[Start of Data provided]

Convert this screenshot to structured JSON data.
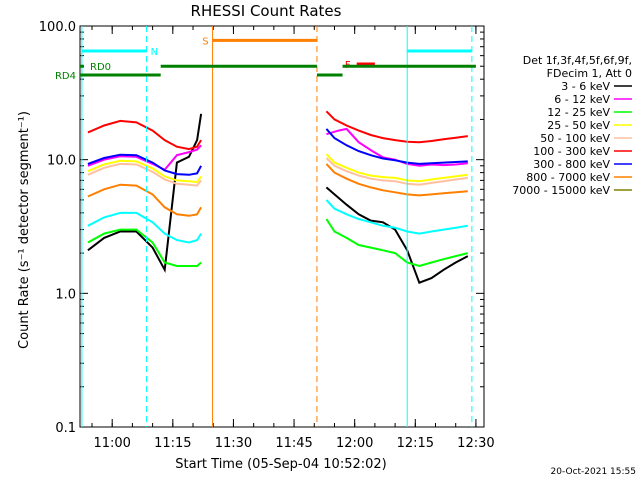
{
  "chart_data": {
    "type": "line",
    "title": "RHESSI Count Rates",
    "xlabel": "Start Time (05-Sep-04 10:52:02)",
    "ylabel": "Count Rate (s⁻¹ detector segment⁻¹)",
    "ylim": [
      0.1,
      100.0
    ],
    "yscale": "log",
    "y_tick_labels": [
      "100.0",
      "10.0",
      "1.0",
      "0.1"
    ],
    "y_ticks": [
      100.0,
      10.0,
      1.0,
      0.1
    ],
    "xlim": [
      "10:52:02",
      "12:32:00"
    ],
    "x_tick_labels": [
      "11:00",
      "11:15",
      "11:30",
      "11:45",
      "12:00",
      "12:15",
      "12:30"
    ],
    "x_ticks": [
      "11:00",
      "11:15",
      "11:30",
      "11:45",
      "12:00",
      "12:15",
      "12:30"
    ],
    "grid": false,
    "legend_position": "right",
    "legend_header": [
      "Det 1f,3f,4f,5f,6f,9f,",
      "FDecim 1, Att 0"
    ],
    "series": [
      {
        "name": "3 - 6 keV",
        "color": "#000000",
        "x": [
          "10:54",
          "10:58",
          "11:02",
          "11:06",
          "11:10",
          "11:13",
          "11:16",
          "11:19",
          "11:21",
          "11:22",
          "11:53",
          "11:55",
          "11:58",
          "12:01",
          "12:04",
          "12:07",
          "12:10",
          "12:13",
          "12:16",
          "12:19",
          "12:22",
          "12:25",
          "12:28"
        ],
        "y": [
          2.1,
          2.6,
          2.9,
          2.9,
          2.2,
          1.5,
          9.5,
          10.5,
          14.0,
          22.0,
          6.2,
          5.5,
          4.6,
          3.9,
          3.5,
          3.4,
          3.0,
          2.1,
          1.2,
          1.3,
          1.5,
          1.7,
          1.9
        ]
      },
      {
        "name": "6 - 12 keV",
        "color": "#ff00ff",
        "x": [
          "10:54",
          "10:58",
          "11:02",
          "11:06",
          "11:10",
          "11:13",
          "11:16",
          "11:19",
          "11:21",
          "11:22",
          "11:53",
          "11:56",
          "11:58",
          "12:01",
          "12:04",
          "12:07",
          "12:10",
          "12:13",
          "12:16",
          "12:19",
          "12:22",
          "12:25",
          "12:28"
        ],
        "y": [
          9.0,
          10.0,
          10.6,
          10.5,
          9.3,
          8.4,
          10.8,
          11.4,
          11.9,
          12.8,
          15.5,
          16.5,
          17.0,
          13.5,
          11.8,
          10.4,
          10.0,
          9.3,
          9.0,
          9.2,
          9.1,
          9.2,
          9.4
        ]
      },
      {
        "name": "12 - 25 keV",
        "color": "#00ff00",
        "x": [
          "10:54",
          "10:58",
          "11:02",
          "11:06",
          "11:10",
          "11:13",
          "11:16",
          "11:19",
          "11:21",
          "11:22",
          "11:53",
          "11:55",
          "11:58",
          "12:01",
          "12:04",
          "12:07",
          "12:10",
          "12:13",
          "12:16",
          "12:19",
          "12:22",
          "12:25",
          "12:28"
        ],
        "y": [
          2.4,
          2.8,
          3.0,
          3.0,
          2.4,
          1.7,
          1.6,
          1.6,
          1.6,
          1.7,
          3.6,
          2.9,
          2.6,
          2.3,
          2.2,
          2.1,
          2.0,
          1.7,
          1.6,
          1.7,
          1.8,
          1.9,
          2.0
        ]
      },
      {
        "name": "25 - 50 keV",
        "color": "#ffff00",
        "x": [
          "10:54",
          "10:58",
          "11:02",
          "11:06",
          "11:10",
          "11:13",
          "11:16",
          "11:19",
          "11:21",
          "11:22",
          "11:53",
          "11:55",
          "11:58",
          "12:01",
          "12:04",
          "12:07",
          "12:10",
          "12:13",
          "12:16",
          "12:19",
          "12:22",
          "12:25",
          "12:28"
        ],
        "y": [
          8.2,
          9.2,
          9.8,
          9.7,
          8.6,
          7.5,
          7.0,
          6.9,
          6.8,
          7.5,
          11.0,
          9.5,
          8.7,
          8.0,
          7.6,
          7.4,
          7.3,
          7.0,
          6.9,
          7.1,
          7.3,
          7.5,
          7.7
        ]
      },
      {
        "name": "50 - 100 keV",
        "color": "#ffc0a0",
        "x": [
          "10:54",
          "10:58",
          "11:02",
          "11:06",
          "11:10",
          "11:13",
          "11:16",
          "11:19",
          "11:21",
          "11:22",
          "11:53",
          "11:55",
          "11:58",
          "12:01",
          "12:04",
          "12:07",
          "12:10",
          "12:13",
          "12:16",
          "12:19",
          "12:22",
          "12:25",
          "12:28"
        ],
        "y": [
          7.7,
          8.7,
          9.3,
          9.2,
          8.1,
          7.1,
          6.6,
          6.5,
          6.4,
          7.0,
          10.3,
          9.0,
          8.2,
          7.6,
          7.2,
          7.0,
          6.9,
          6.6,
          6.5,
          6.7,
          6.9,
          7.1,
          7.3
        ]
      },
      {
        "name": "100 - 300 keV",
        "color": "#ff0000",
        "x": [
          "10:54",
          "10:58",
          "11:02",
          "11:06",
          "11:10",
          "11:13",
          "11:16",
          "11:19",
          "11:21",
          "11:22",
          "11:53",
          "11:55",
          "11:58",
          "12:01",
          "12:04",
          "12:07",
          "12:10",
          "12:13",
          "12:16",
          "12:19",
          "12:22",
          "12:25",
          "12:28"
        ],
        "y": [
          16.0,
          18.0,
          19.5,
          19.0,
          16.5,
          14.0,
          12.5,
          12.0,
          12.5,
          14.0,
          23.0,
          20.0,
          18.0,
          16.5,
          15.3,
          14.5,
          14.0,
          13.6,
          13.5,
          13.8,
          14.2,
          14.6,
          15.0
        ]
      },
      {
        "name": "300 - 800 keV",
        "color": "#0000ff",
        "x": [
          "10:54",
          "10:58",
          "11:02",
          "11:06",
          "11:10",
          "11:13",
          "11:16",
          "11:19",
          "11:21",
          "11:22",
          "11:53",
          "11:55",
          "11:58",
          "12:01",
          "12:04",
          "12:07",
          "12:10",
          "12:13",
          "12:16",
          "12:19",
          "12:22",
          "12:25",
          "12:28"
        ],
        "y": [
          9.3,
          10.3,
          10.9,
          10.8,
          9.5,
          8.3,
          7.8,
          7.7,
          7.9,
          9.0,
          17.0,
          14.5,
          12.8,
          11.6,
          10.8,
          10.2,
          9.9,
          9.5,
          9.3,
          9.4,
          9.5,
          9.6,
          9.7
        ]
      },
      {
        "name": "800 - 7000 keV",
        "color": "#ff8000",
        "x": [
          "10:54",
          "10:58",
          "11:02",
          "11:06",
          "11:10",
          "11:13",
          "11:16",
          "11:19",
          "11:21",
          "11:22",
          "11:53",
          "11:55",
          "11:58",
          "12:01",
          "12:04",
          "12:07",
          "12:10",
          "12:13",
          "12:16",
          "12:19",
          "12:22",
          "12:25",
          "12:28"
        ],
        "y": [
          5.3,
          6.0,
          6.5,
          6.4,
          5.5,
          4.4,
          3.9,
          3.8,
          3.9,
          4.4,
          9.3,
          8.0,
          7.2,
          6.6,
          6.2,
          5.9,
          5.7,
          5.5,
          5.4,
          5.5,
          5.6,
          5.7,
          5.8
        ]
      },
      {
        "name": "7000 - 15000 keV",
        "color": "#808000",
        "x": [],
        "y": []
      },
      {
        "name": "extra-cyan",
        "color": "#00ffff",
        "show_in_legend": false,
        "x": [
          "10:54",
          "10:58",
          "11:02",
          "11:06",
          "11:10",
          "11:13",
          "11:16",
          "11:19",
          "11:21",
          "11:22",
          "11:53",
          "11:55",
          "11:58",
          "12:01",
          "12:04",
          "12:07",
          "12:10",
          "12:13",
          "12:16",
          "12:19",
          "12:22",
          "12:25",
          "12:28"
        ],
        "y": [
          3.2,
          3.7,
          4.0,
          4.0,
          3.4,
          2.8,
          2.5,
          2.4,
          2.5,
          2.8,
          5.0,
          4.3,
          3.9,
          3.6,
          3.4,
          3.2,
          3.1,
          2.9,
          2.8,
          2.9,
          3.0,
          3.1,
          3.2
        ]
      }
    ],
    "vertical_markers": [
      {
        "time": "10:52:30",
        "color": "#00ffff",
        "style": "solid"
      },
      {
        "time": "11:08:30",
        "color": "#00ffff",
        "style": "dashed"
      },
      {
        "time": "11:24:50",
        "color": "#ff8000",
        "style": "solid"
      },
      {
        "time": "11:50:40",
        "color": "#ff8000",
        "style": "dashed"
      },
      {
        "time": "12:13:00",
        "color": "#00ffff",
        "style": "solid"
      },
      {
        "time": "12:29:00",
        "color": "#00ffff",
        "style": "dashed"
      }
    ],
    "flag_bars": [
      {
        "label": "",
        "color": "#00ffff",
        "level": 65.0,
        "ranges": [
          [
            "10:52:30",
            "11:08:30"
          ],
          [
            "12:13:00",
            "12:29:00"
          ]
        ]
      },
      {
        "label": "N",
        "color": "#00ffff",
        "label_at": "11:09:30",
        "level": 65.0
      },
      {
        "label": "S",
        "color": "#ff8000",
        "level": 78.0,
        "ranges": [
          [
            "11:24:50",
            "11:50:40"
          ]
        ]
      },
      {
        "label": "F",
        "color": "#ff0000",
        "level": 52.0,
        "ranges": [
          [
            "12:00:30",
            "12:05:00"
          ]
        ]
      },
      {
        "label": "RD0",
        "color": "#008000",
        "level": 50.0,
        "ranges": [
          [
            "10:52:02",
            "10:53:00"
          ],
          [
            "11:12:00",
            "11:50:40"
          ],
          [
            "11:57:00",
            "12:30:00"
          ]
        ]
      },
      {
        "label": "RD4",
        "color": "#008000",
        "level": 43.0,
        "ranges": [
          [
            "10:52:02",
            "11:12:00"
          ],
          [
            "11:50:40",
            "11:57:00"
          ]
        ]
      }
    ],
    "timestamp": "20-Oct-2021 15:55"
  }
}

[End of Data provided]

▸ Directions
Count the lines in the entries that hold the word "name", and give nothing but the total.

▸ Solution for this problem
10